» **Exercise A**
According to the Chapter 16 interview, how many pages long is We the Animals?
» **Exercise B**
Update the records from their start down through the line containing "- series-line-minima: [271, 396, 760, 439]" by changing every "x-date-label" to "x-date-tick", leaving everything else unchanged. Return only those lines.

» **Source document**
--
Chapter 16
A Community of Tennessee Writers, Readers & Passersby

Great Goodness in a Mean World

Justin Torres talks with Chapter 16 about his critically acclaimed debut novel—and about what it feels like to go home again

We the Animals, the debut novel by Justin Torres, is brutal, gorgeous, and almost indescribable. Though critics have compared it to everything from Susan Minot’s Monkeys to Peter Pan, We the Animals is sui generis; it reads like nothing else. To summarize the plot’s bare bones is to risk committing an injustice against the shattering beauty of its prose, but to dwell only on the exquisite writing also misses the point. The book is a bloody, ravishing coming-of-age tale with an unforgettable setting and characters, but it’s also a sublime feat of literary accomplishment.

Critical reaction to We the Animals has been rhapsodic. O, the Oprah magazine, called it “so honest, poetic and tough that it makes you reexamine what it means to love and to hurt.” Kirkus, in a starred review, called the book “subtle, shimmering, and emotionally devastating.” “We should all be grateful for Justin Torres, a brilliant, ferocious new voice,” Michael Cunningham wrote for the book’s back cover, where he joined Dorothy Allison, Marilynne Robinson, Paul Harding, and Tayari Jones in a veritable orgy of blurbing. Writing in The New York Times Book Review, Joseph Salvatore called it “a strobe light of a story, its flash set on slow, producing before our eyes lurid and poetic snapshots.” The review ends by acknowledging Salvatore’s own desire for more of Torres’s “haunting, word-torn world.” It’s an extraordinary admission because We the Animals is tough going for every single one of its 125 pages.

“We wanted more,” Torres’s protagonist—the youngest of three brothers, sons of a Puerto Rican father and a white mother—announces in the novel’s first sentence. “More,” it seems, is everything: more flesh, more blood, more noise, more passionate violence, more fighting, more love. Here is Torres describing a parental beating: “We knew that there was something more, someplace our Paps was taking us with all this. We knew, because he was meticulous, because he was precise, because he took his time. He was awakening us; he was leading us somewhere beyond burning and ripping, and you couldn’t get there in a hurry.”
--
(Element box annotations)
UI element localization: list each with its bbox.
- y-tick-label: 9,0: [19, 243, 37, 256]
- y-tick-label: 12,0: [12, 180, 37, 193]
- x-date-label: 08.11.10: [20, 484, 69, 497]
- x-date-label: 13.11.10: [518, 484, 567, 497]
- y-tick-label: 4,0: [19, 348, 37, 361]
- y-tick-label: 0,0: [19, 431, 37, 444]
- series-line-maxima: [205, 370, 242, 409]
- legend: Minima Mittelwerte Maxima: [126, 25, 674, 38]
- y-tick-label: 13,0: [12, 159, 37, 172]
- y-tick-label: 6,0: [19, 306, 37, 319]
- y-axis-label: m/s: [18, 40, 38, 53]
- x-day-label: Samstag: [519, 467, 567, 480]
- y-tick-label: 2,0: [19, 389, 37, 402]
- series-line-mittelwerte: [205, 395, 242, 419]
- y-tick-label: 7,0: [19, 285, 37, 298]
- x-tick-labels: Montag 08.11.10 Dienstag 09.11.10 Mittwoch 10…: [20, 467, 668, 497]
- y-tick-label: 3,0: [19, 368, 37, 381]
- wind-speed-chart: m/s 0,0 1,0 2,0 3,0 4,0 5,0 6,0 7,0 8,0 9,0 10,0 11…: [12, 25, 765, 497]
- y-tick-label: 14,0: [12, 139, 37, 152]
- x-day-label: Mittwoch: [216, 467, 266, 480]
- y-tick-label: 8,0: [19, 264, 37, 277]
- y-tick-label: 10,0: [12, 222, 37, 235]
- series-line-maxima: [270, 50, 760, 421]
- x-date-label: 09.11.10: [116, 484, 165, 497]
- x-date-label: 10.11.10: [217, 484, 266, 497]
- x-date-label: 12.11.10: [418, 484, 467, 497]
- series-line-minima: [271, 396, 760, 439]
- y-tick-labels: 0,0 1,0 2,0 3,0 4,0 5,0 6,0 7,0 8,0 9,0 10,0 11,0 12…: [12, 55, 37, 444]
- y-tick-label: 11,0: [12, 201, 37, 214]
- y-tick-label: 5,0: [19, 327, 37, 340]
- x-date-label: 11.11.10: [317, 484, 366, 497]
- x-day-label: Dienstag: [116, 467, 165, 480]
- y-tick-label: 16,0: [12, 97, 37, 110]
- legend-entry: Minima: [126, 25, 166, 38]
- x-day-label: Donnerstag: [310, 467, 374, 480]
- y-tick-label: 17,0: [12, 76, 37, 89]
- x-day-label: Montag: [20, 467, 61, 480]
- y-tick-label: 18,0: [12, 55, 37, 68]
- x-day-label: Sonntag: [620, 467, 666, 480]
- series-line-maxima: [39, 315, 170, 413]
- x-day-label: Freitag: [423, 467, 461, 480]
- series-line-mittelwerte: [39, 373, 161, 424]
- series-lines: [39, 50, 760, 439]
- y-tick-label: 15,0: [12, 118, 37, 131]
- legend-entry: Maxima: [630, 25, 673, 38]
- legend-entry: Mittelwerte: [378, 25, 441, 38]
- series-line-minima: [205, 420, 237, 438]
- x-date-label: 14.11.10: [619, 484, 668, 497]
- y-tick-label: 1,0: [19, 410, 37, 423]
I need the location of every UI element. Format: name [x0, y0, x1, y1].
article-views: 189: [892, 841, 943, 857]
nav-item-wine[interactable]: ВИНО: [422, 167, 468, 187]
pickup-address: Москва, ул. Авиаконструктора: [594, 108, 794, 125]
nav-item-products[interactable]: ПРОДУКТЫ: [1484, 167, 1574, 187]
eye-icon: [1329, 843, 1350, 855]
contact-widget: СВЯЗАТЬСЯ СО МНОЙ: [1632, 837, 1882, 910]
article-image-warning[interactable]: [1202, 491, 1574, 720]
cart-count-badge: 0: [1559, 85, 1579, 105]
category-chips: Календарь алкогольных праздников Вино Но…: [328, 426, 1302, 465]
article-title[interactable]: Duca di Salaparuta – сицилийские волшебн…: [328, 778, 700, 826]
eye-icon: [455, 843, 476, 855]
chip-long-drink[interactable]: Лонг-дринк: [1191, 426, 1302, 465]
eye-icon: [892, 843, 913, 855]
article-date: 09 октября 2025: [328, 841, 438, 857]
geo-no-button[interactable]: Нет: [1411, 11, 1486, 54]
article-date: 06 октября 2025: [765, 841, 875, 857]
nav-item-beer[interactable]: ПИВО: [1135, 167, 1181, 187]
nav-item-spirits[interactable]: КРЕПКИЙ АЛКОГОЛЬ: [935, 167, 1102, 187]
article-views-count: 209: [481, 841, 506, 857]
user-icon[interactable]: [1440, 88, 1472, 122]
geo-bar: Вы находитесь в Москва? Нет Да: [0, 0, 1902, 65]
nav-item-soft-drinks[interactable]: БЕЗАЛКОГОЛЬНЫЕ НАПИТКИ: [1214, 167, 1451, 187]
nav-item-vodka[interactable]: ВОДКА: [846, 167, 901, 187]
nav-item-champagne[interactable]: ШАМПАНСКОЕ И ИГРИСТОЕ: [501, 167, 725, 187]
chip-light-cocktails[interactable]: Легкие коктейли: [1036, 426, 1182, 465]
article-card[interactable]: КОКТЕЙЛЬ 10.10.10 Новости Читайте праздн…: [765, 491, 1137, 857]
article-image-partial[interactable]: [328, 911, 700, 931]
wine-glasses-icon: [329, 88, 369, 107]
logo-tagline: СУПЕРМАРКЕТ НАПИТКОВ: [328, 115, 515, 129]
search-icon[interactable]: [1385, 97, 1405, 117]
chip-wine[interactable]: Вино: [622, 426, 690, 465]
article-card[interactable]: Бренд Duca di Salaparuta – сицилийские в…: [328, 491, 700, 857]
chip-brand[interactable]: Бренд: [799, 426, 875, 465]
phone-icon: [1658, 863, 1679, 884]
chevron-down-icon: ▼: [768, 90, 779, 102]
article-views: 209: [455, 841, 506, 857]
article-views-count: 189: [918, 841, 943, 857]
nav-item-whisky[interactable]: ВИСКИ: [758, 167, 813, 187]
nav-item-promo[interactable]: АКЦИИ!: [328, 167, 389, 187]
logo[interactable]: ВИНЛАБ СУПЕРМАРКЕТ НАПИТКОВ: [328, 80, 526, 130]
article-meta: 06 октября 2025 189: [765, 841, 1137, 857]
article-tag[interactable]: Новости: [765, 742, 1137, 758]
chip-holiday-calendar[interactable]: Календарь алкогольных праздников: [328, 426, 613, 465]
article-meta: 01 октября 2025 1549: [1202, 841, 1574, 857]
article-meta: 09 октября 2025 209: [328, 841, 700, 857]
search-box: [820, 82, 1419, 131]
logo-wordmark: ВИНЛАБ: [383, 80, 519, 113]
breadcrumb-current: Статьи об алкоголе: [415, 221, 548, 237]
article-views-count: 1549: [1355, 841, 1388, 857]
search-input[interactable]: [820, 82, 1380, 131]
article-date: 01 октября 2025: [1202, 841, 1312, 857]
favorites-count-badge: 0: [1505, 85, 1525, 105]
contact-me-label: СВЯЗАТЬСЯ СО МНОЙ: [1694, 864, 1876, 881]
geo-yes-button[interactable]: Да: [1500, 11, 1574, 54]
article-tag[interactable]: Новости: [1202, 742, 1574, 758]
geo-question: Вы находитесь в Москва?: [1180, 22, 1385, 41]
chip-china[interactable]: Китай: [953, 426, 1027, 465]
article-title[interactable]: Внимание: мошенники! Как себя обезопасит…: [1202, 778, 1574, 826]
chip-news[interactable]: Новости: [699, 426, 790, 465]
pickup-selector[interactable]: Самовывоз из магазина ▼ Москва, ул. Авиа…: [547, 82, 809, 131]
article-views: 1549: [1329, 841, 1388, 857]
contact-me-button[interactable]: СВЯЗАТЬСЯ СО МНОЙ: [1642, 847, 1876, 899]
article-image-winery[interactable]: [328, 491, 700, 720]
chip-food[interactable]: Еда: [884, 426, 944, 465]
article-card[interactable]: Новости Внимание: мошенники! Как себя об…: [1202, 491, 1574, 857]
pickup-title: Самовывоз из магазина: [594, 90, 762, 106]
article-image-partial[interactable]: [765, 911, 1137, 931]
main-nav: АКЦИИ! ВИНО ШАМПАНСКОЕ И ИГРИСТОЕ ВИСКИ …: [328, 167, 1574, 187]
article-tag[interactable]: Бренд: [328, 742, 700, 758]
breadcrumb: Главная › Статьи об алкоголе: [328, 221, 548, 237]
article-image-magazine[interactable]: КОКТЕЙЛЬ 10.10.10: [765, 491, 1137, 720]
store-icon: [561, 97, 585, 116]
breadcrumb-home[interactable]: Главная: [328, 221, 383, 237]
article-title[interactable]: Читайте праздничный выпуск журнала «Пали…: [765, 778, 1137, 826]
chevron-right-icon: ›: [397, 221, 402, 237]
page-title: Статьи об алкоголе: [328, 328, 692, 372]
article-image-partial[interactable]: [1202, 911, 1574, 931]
--
» **Complete answer A**
125 pages.

» **Complete answer B**
UI element localization: list each with its bbox.
- y-tick-label: 9,0: [19, 243, 37, 256]
- y-tick-label: 12,0: [12, 180, 37, 193]
- x-date-tick: 08.11.10: [20, 484, 69, 497]
- x-date-tick: 13.11.10: [518, 484, 567, 497]
- y-tick-label: 4,0: [19, 348, 37, 361]
- y-tick-label: 0,0: [19, 431, 37, 444]
- series-line-maxima: [205, 370, 242, 409]
- legend: Minima Mittelwerte Maxima: [126, 25, 674, 38]
- y-tick-label: 13,0: [12, 159, 37, 172]
- y-tick-label: 6,0: [19, 306, 37, 319]
- y-axis-label: m/s: [18, 40, 38, 53]
- x-day-label: Samstag: [519, 467, 567, 480]
- y-tick-label: 2,0: [19, 389, 37, 402]
- series-line-mittelwerte: [205, 395, 242, 419]
- y-tick-label: 7,0: [19, 285, 37, 298]
- x-tick-labels: Montag 08.11.10 Dienstag 09.11.10 Mittwoch 10…: [20, 467, 668, 497]
- y-tick-label: 3,0: [19, 368, 37, 381]
- wind-speed-chart: m/s 0,0 1,0 2,0 3,0 4,0 5,0 6,0 7,0 8,0 9,0 10,0 11…: [12, 25, 765, 497]
- y-tick-label: 14,0: [12, 139, 37, 152]
- x-day-label: Mittwoch: [216, 467, 266, 480]
- y-tick-label: 8,0: [19, 264, 37, 277]
- y-tick-label: 10,0: [12, 222, 37, 235]
- series-line-maxima: [270, 50, 760, 421]
- x-date-tick: 09.11.10: [116, 484, 165, 497]
- x-date-tick: 10.11.10: [217, 484, 266, 497]
- x-date-tick: 12.11.10: [418, 484, 467, 497]
- series-line-minima: [271, 396, 760, 439]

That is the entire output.